# EXTRACTED RECORDS start
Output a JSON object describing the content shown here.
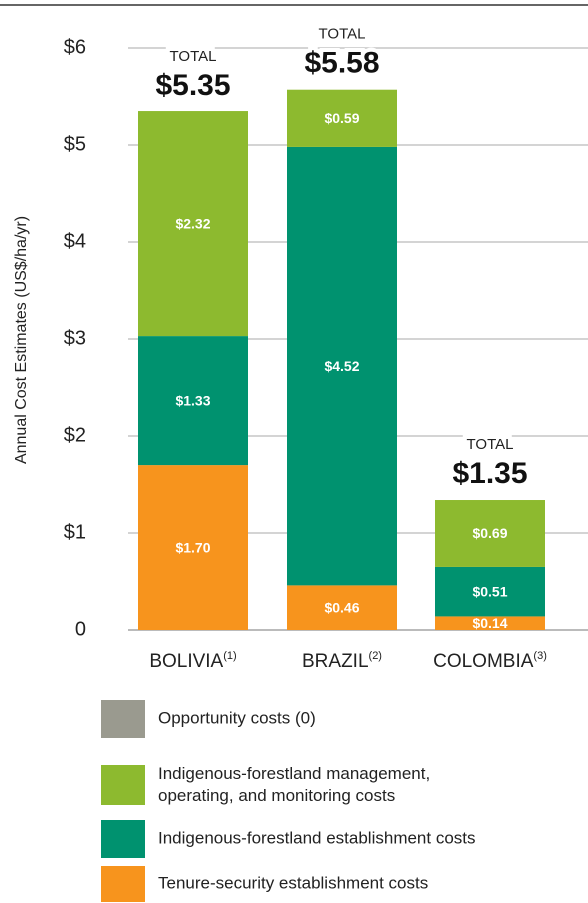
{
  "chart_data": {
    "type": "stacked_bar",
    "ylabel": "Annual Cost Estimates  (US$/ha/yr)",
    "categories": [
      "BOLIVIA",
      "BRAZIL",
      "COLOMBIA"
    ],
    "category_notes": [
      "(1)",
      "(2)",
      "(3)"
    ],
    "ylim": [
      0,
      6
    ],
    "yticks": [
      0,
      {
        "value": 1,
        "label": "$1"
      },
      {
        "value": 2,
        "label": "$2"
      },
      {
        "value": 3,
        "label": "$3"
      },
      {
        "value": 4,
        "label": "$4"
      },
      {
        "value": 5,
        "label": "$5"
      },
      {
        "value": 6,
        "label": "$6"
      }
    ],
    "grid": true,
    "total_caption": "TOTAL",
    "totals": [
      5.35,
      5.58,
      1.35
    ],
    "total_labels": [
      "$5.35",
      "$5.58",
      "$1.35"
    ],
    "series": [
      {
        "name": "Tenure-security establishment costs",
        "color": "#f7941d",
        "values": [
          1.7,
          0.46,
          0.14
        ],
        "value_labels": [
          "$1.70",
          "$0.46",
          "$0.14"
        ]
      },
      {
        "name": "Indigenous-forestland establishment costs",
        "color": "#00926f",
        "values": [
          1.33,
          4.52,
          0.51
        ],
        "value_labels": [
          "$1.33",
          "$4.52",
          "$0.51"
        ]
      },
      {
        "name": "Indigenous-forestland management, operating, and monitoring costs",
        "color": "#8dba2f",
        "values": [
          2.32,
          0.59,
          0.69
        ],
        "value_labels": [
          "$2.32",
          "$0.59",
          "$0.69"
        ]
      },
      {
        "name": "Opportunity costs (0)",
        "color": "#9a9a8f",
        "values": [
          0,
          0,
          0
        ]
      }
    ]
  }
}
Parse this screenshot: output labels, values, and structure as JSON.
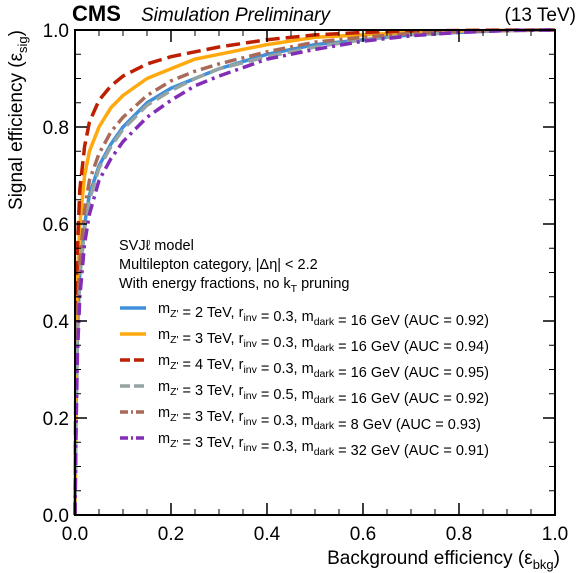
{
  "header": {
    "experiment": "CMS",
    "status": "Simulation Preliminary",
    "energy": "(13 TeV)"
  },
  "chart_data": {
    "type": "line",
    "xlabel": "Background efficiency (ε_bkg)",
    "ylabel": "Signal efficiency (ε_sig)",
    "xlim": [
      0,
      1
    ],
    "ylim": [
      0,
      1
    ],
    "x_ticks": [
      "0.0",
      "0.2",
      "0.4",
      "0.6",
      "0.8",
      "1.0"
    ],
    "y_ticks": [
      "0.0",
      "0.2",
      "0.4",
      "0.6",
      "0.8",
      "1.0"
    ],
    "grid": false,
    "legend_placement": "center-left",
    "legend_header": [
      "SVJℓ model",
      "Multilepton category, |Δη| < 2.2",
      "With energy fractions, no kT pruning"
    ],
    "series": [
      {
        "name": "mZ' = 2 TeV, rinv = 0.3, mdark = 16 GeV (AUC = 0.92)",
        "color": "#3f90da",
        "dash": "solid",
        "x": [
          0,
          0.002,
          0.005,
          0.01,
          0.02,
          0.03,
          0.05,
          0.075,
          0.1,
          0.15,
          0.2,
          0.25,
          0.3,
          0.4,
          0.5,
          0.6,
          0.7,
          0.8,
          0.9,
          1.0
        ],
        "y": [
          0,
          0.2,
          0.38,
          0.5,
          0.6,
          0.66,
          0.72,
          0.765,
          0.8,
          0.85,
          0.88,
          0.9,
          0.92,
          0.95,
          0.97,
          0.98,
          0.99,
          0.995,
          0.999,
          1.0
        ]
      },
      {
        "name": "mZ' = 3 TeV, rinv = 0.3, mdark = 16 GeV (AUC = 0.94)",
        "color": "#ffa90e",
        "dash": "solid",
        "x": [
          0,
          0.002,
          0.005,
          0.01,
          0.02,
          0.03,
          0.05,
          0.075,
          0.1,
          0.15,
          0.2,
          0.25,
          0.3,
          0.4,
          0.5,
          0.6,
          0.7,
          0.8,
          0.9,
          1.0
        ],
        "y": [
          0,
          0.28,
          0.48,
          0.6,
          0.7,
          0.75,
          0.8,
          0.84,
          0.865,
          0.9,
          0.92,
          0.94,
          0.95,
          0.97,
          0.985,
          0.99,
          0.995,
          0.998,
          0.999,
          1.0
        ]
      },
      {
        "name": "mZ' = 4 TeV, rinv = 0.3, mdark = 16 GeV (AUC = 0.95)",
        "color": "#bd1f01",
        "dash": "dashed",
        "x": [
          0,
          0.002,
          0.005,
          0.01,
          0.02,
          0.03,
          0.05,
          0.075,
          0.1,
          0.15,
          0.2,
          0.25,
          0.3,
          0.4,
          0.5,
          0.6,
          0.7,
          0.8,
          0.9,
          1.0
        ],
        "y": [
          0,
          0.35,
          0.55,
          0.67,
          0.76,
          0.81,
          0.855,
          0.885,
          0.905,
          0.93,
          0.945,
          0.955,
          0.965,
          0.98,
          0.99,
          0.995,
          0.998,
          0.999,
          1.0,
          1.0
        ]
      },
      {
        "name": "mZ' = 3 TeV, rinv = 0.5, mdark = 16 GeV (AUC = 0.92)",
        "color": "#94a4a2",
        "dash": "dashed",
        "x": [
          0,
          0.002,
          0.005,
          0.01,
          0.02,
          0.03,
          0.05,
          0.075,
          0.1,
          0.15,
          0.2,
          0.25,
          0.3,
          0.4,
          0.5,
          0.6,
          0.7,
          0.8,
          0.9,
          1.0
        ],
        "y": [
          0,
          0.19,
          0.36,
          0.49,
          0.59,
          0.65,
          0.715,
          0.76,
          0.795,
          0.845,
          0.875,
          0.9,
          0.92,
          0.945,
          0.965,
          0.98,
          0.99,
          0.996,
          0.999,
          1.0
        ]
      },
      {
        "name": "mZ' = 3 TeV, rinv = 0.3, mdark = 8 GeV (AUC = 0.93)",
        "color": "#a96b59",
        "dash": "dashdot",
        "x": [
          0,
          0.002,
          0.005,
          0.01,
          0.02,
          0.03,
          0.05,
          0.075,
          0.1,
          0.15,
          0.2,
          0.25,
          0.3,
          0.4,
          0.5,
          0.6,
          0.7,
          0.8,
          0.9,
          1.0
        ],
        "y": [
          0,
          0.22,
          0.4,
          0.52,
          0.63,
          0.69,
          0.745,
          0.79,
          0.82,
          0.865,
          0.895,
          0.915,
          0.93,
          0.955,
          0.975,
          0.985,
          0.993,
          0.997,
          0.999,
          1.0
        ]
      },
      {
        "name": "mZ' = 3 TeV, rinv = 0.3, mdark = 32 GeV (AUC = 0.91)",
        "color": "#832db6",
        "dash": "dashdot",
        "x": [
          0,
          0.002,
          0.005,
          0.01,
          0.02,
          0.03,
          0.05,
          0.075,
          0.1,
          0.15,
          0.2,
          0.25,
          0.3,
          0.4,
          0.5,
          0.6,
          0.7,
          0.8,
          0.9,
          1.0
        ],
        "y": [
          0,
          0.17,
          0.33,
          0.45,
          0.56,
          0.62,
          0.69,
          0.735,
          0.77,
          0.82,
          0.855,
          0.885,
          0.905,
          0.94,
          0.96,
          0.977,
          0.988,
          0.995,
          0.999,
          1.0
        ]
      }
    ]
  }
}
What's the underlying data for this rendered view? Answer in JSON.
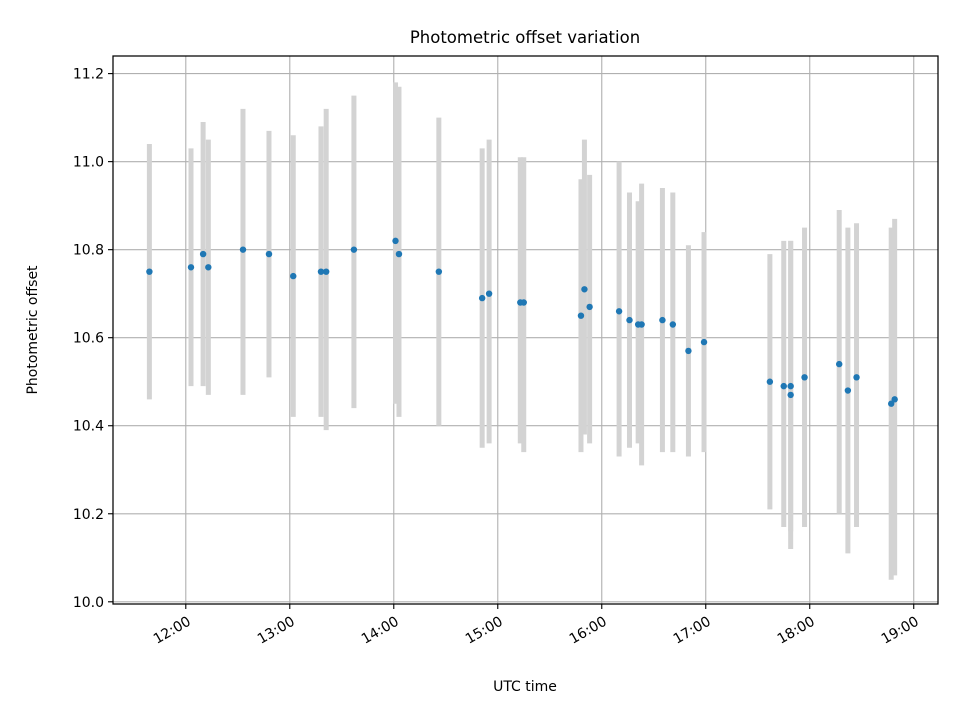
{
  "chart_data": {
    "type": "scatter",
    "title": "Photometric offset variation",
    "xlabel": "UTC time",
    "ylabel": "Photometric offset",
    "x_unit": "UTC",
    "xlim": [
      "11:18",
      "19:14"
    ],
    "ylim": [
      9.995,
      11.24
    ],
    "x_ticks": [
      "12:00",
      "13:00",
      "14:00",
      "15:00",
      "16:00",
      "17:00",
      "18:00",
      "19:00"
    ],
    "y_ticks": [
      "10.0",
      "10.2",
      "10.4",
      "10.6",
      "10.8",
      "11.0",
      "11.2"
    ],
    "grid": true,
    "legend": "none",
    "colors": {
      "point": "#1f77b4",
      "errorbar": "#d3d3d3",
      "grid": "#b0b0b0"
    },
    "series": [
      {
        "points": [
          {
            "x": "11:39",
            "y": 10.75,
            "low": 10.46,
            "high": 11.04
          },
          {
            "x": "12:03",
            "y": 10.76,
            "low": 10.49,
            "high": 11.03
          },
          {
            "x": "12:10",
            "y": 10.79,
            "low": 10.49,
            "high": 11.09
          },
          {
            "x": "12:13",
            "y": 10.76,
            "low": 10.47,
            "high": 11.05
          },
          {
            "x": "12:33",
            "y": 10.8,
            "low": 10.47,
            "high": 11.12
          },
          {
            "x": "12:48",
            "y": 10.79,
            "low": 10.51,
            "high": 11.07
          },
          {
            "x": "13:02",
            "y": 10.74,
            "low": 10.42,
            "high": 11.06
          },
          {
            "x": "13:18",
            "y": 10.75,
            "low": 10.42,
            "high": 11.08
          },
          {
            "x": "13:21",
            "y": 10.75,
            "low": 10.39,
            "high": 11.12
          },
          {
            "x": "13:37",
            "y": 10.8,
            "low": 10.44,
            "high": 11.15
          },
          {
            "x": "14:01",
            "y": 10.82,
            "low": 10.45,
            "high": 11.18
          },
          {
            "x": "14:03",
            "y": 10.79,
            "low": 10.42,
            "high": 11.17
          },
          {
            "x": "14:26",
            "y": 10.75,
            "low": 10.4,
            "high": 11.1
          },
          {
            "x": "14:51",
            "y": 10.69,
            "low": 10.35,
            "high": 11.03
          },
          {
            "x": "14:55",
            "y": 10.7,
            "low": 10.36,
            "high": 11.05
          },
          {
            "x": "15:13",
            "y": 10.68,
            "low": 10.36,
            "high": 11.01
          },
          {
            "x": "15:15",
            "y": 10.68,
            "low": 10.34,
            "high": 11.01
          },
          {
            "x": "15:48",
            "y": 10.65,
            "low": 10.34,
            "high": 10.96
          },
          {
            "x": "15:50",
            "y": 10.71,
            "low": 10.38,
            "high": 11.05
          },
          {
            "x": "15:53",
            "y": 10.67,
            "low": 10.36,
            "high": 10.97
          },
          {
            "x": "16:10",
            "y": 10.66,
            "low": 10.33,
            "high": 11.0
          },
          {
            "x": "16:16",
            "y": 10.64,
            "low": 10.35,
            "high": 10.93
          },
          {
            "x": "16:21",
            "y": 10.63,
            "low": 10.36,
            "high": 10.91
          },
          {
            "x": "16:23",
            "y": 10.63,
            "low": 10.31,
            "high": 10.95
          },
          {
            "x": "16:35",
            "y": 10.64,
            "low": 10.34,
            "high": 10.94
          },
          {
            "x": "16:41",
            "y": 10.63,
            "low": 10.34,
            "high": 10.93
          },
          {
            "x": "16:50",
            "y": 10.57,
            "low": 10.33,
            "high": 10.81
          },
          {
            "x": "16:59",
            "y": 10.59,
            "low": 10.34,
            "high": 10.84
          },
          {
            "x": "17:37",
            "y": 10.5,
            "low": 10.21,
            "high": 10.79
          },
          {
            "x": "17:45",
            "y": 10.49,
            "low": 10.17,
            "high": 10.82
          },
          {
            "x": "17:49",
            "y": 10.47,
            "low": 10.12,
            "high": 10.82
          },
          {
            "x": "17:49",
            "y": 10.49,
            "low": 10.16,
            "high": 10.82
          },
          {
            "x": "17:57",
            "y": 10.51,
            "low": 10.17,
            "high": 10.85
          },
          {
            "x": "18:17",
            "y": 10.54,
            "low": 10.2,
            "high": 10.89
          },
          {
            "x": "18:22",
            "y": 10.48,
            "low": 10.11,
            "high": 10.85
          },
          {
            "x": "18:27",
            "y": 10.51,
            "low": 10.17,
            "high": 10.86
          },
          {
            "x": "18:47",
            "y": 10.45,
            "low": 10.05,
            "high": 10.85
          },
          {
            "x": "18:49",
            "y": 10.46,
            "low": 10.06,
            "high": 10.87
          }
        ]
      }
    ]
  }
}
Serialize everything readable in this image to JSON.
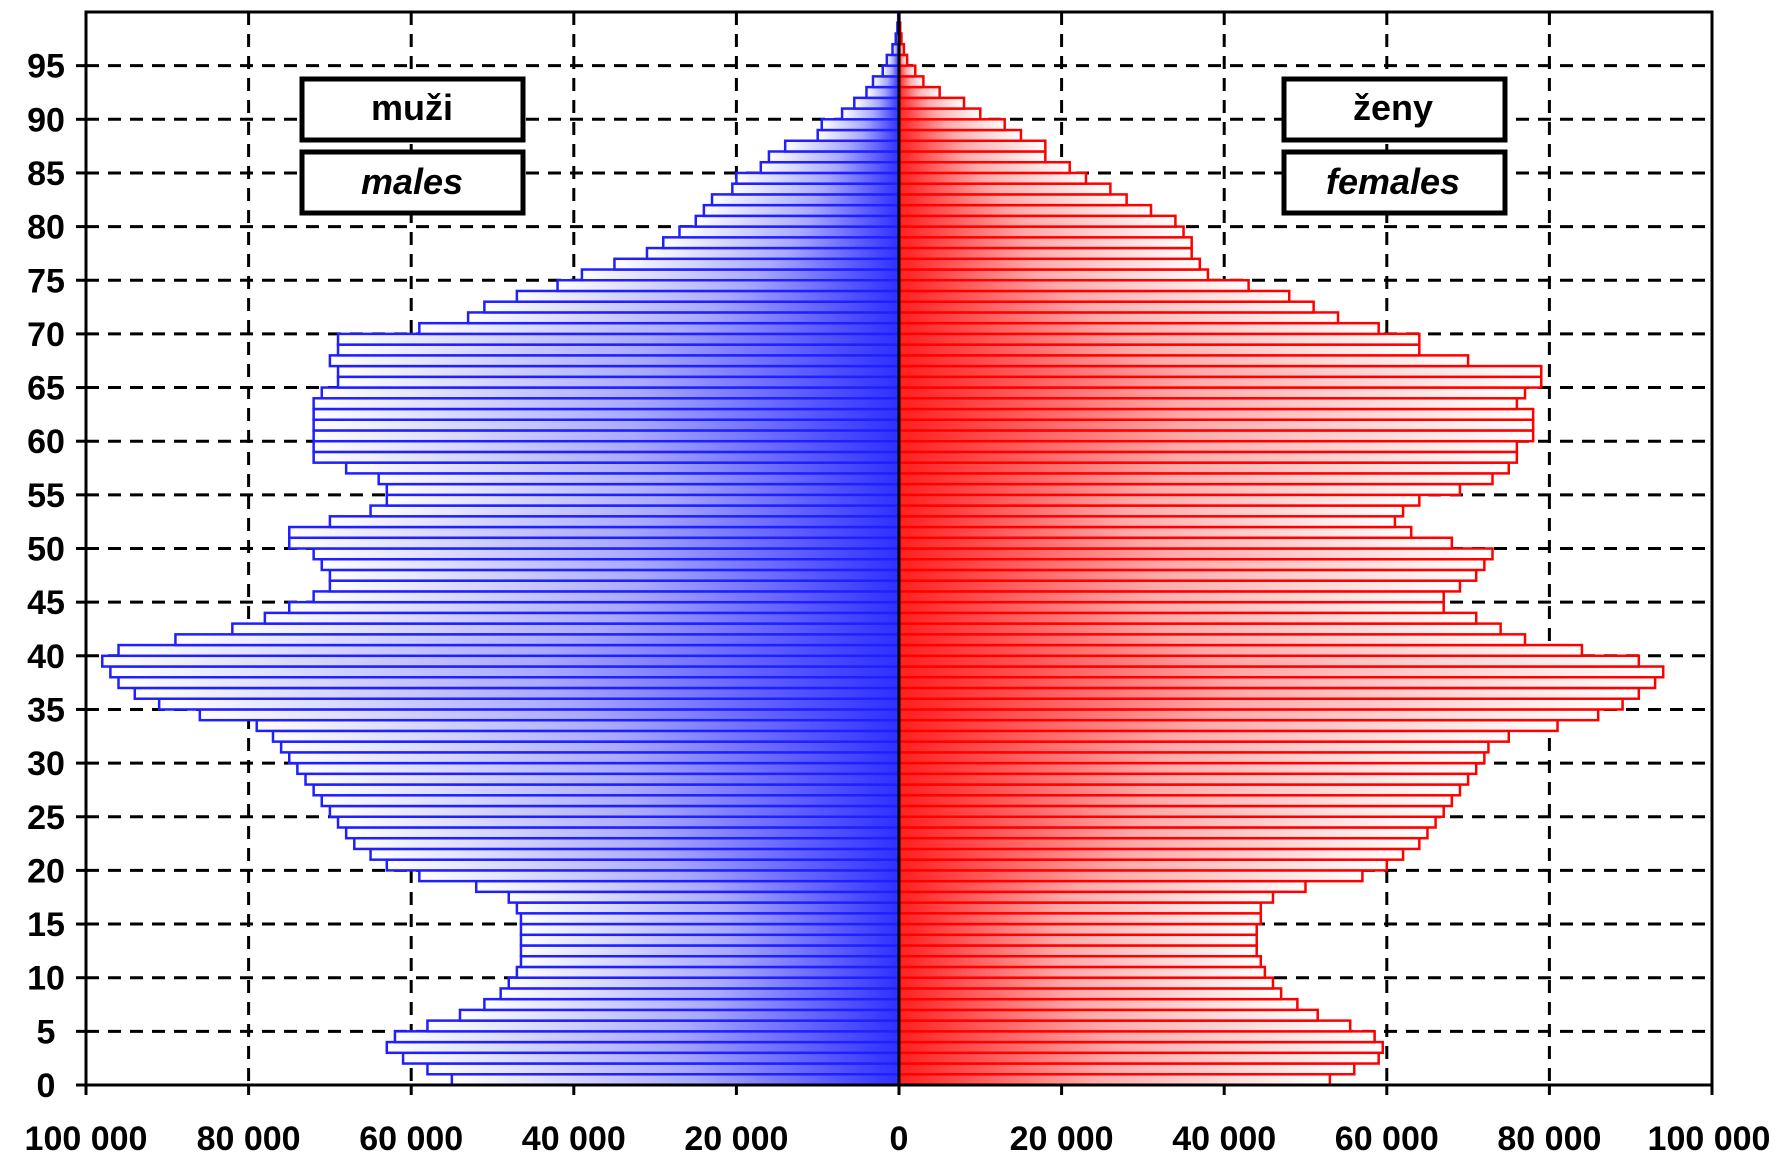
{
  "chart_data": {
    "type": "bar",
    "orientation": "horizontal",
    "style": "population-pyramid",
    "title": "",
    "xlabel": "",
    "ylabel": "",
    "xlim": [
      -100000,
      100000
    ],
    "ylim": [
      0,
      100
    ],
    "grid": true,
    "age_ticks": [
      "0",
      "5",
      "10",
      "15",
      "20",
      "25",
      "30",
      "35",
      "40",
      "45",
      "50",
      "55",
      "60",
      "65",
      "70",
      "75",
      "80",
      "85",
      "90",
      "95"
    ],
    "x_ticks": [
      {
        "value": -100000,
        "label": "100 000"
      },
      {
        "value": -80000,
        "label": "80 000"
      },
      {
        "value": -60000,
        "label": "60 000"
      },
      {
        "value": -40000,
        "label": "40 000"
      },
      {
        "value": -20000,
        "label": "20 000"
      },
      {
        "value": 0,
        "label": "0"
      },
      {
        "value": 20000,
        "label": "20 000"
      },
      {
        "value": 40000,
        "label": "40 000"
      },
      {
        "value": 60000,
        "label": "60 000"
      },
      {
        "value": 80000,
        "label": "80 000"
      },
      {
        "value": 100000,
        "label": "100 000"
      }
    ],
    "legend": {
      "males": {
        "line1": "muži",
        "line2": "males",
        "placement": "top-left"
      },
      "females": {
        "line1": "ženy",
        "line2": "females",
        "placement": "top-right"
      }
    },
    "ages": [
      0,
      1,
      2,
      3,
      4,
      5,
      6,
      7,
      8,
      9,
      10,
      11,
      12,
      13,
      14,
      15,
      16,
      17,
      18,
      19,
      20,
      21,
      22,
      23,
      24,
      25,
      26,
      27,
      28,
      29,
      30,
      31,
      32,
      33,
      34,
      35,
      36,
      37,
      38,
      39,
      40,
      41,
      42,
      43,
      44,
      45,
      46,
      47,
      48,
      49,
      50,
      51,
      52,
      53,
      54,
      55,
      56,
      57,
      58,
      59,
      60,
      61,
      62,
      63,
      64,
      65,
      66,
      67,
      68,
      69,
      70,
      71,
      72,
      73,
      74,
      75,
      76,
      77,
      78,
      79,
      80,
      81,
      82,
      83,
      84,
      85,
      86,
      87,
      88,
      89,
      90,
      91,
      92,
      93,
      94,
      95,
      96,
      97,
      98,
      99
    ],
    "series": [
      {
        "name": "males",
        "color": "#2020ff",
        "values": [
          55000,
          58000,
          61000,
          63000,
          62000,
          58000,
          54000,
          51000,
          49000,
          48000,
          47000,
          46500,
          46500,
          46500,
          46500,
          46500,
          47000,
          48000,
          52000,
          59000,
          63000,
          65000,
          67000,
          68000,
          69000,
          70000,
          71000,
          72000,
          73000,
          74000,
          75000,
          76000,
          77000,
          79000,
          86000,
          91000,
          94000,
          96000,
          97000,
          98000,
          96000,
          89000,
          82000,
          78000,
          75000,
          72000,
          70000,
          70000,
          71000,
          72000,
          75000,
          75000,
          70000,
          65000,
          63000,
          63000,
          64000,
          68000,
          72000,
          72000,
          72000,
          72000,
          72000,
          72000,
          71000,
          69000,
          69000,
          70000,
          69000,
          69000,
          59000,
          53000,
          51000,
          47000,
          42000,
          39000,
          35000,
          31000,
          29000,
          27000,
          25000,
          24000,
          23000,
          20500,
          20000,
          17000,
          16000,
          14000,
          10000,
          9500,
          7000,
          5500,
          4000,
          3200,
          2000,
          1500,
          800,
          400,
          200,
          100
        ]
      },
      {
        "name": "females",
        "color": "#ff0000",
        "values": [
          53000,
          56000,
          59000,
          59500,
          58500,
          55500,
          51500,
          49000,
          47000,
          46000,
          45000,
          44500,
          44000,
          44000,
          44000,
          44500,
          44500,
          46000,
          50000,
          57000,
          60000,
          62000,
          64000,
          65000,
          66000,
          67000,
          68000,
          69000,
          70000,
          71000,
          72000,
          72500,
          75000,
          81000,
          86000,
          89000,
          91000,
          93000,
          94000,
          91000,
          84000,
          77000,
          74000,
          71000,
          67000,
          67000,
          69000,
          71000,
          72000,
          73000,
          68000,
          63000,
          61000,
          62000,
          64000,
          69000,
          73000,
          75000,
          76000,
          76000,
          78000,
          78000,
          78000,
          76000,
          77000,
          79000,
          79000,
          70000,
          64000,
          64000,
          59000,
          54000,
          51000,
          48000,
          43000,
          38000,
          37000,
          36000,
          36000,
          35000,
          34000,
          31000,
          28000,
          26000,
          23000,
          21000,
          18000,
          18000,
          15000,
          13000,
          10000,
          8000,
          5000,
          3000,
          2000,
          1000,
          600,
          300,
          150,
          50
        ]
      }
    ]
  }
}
# EXTRACTED RECORDS end
> SHORT TASK: Only a number is wanted: how many lines of the material include the word "forestland".

> RIGHT ANSWER: 2